(Written problem):
All the data below goes into the copy word for word, but the pictures don't.

○ ○ ○ ○ ○

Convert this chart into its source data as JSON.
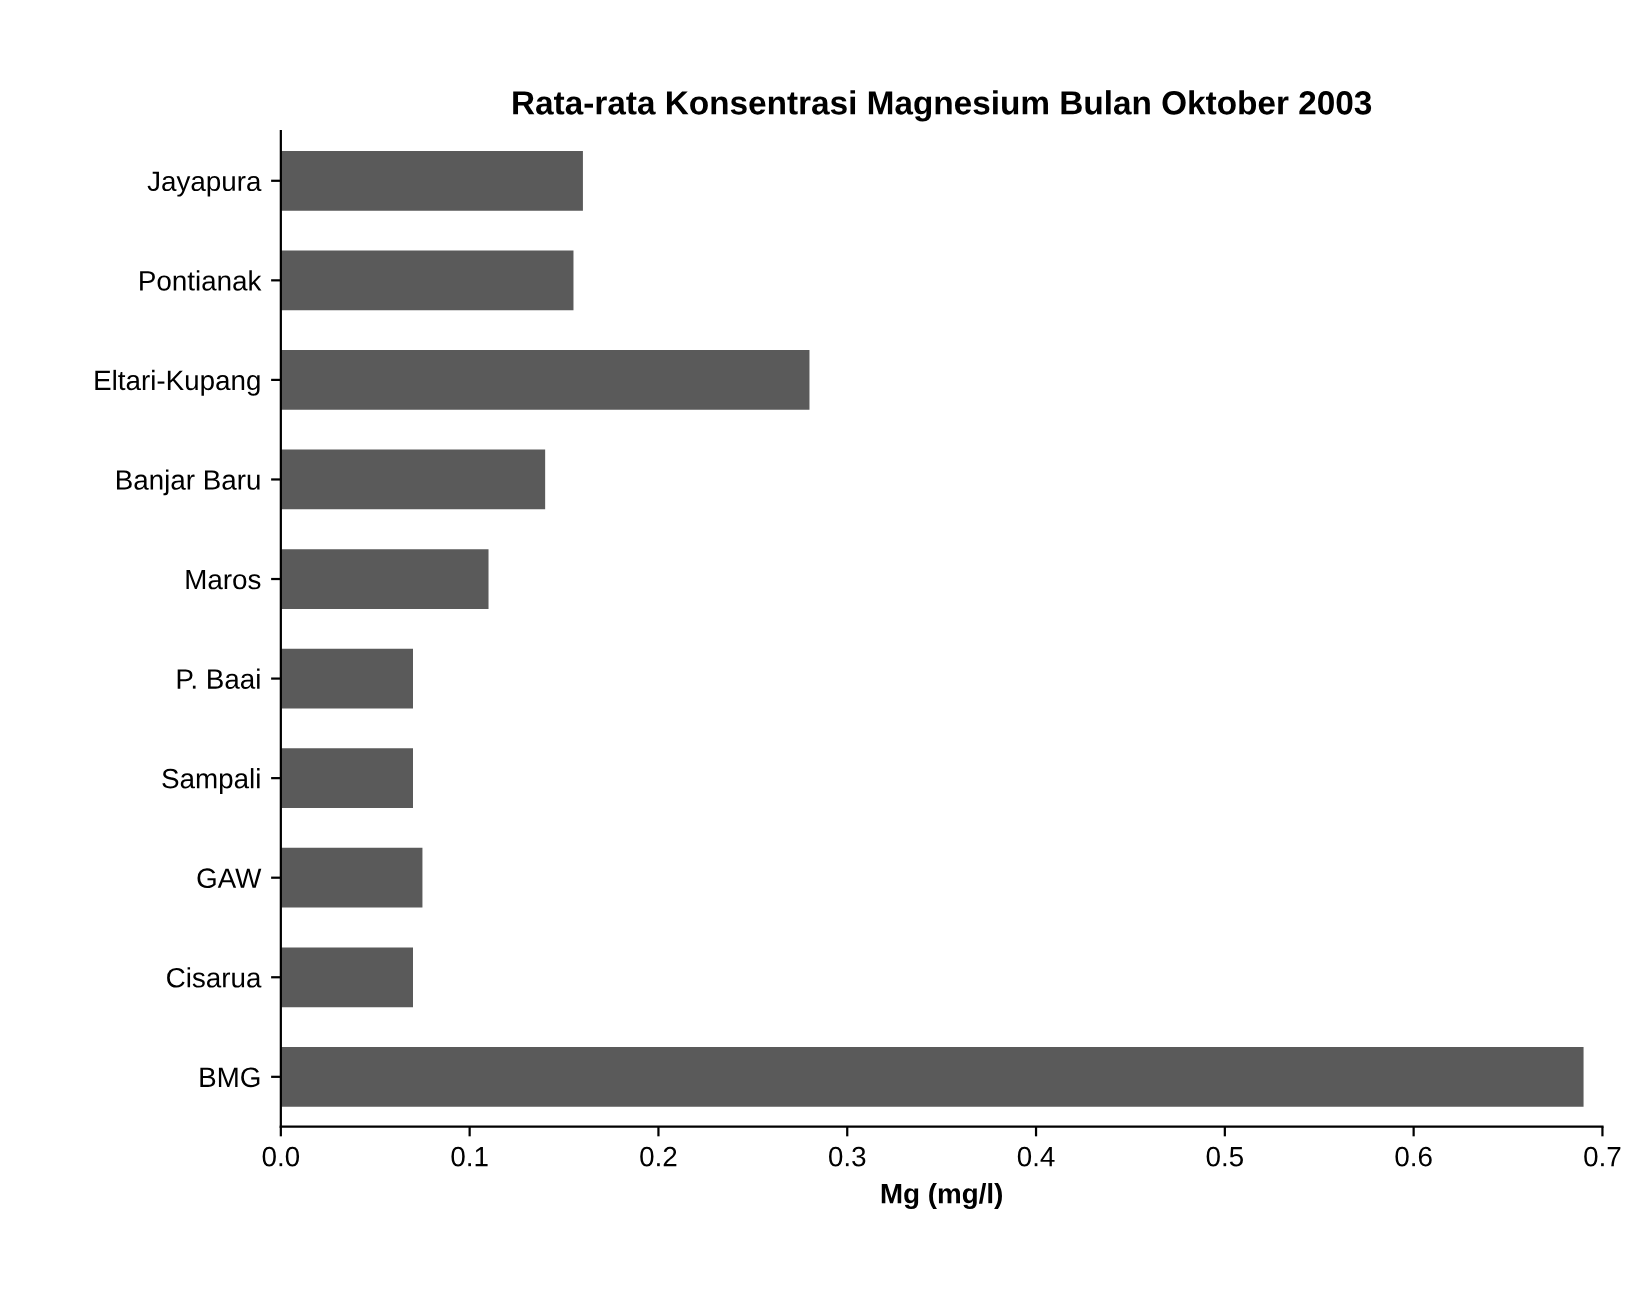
{
  "chart_data": {
    "type": "bar",
    "orientation": "horizontal",
    "title": "Rata-rata Konsentrasi Magnesium Bulan Oktober 2003",
    "xlabel": "Mg (mg/l)",
    "categories": [
      "Jayapura",
      "Pontianak",
      "Eltari-Kupang",
      "Banjar Baru",
      "Maros",
      "P. Baai",
      "Sampali",
      "GAW",
      "Cisarua",
      "BMG"
    ],
    "values": [
      0.16,
      0.155,
      0.28,
      0.14,
      0.11,
      0.07,
      0.07,
      0.075,
      0.07,
      0.69
    ],
    "color": "#5a5a5a",
    "xlim": [
      0,
      0.7
    ],
    "xticks": [
      {
        "value": 0,
        "label": "0.0"
      },
      0.1,
      0.2,
      0.3,
      0.4,
      0.5,
      0.6,
      0.7
    ],
    "grid": false
  }
}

○ ○ ○ ○ ○

(Output):
Convert this chart into its source data as JSON.
{
  "chart_data": {
    "type": "bar",
    "orientation": "horizontal",
    "title": "Rata-rata Konsentrasi Magnesium Bulan Oktober 2003",
    "xlabel": "Mg (mg/l)",
    "categories": [
      "Jayapura",
      "Pontianak",
      "Eltari-Kupang",
      "Banjar Baru",
      "Maros",
      "P. Baai",
      "Sampali",
      "GAW",
      "Cisarua",
      "BMG"
    ],
    "values": [
      0.16,
      0.155,
      0.28,
      0.14,
      0.11,
      0.07,
      0.07,
      0.075,
      0.07,
      0.69
    ],
    "color": "#5a5a5a",
    "xlim": [
      0,
      0.7
    ],
    "xticks": [
      {
        "value": 0,
        "label": "0.0"
      },
      0.1,
      0.2,
      0.3,
      0.4,
      0.5,
      0.6,
      0.7
    ],
    "grid": false
  }
}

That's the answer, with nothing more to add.